Dataset excerpts
● ● ● ● ●
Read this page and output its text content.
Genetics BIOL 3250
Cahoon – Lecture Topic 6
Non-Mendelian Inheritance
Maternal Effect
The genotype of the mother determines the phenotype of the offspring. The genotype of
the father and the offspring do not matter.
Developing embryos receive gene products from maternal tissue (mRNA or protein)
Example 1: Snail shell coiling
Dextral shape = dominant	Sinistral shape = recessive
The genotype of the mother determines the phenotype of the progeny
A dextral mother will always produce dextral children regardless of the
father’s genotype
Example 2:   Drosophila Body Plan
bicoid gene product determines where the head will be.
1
● ● ● ● ●
■ Exercise directions ■
Wherever a line of the data holds "genotype", copy that line.

■ Response to the task ■
The genotype of the mother determines the phenotype of the offspring. The genotype of
The genotype of the mother determines the phenotype of the progeny
father’s genotype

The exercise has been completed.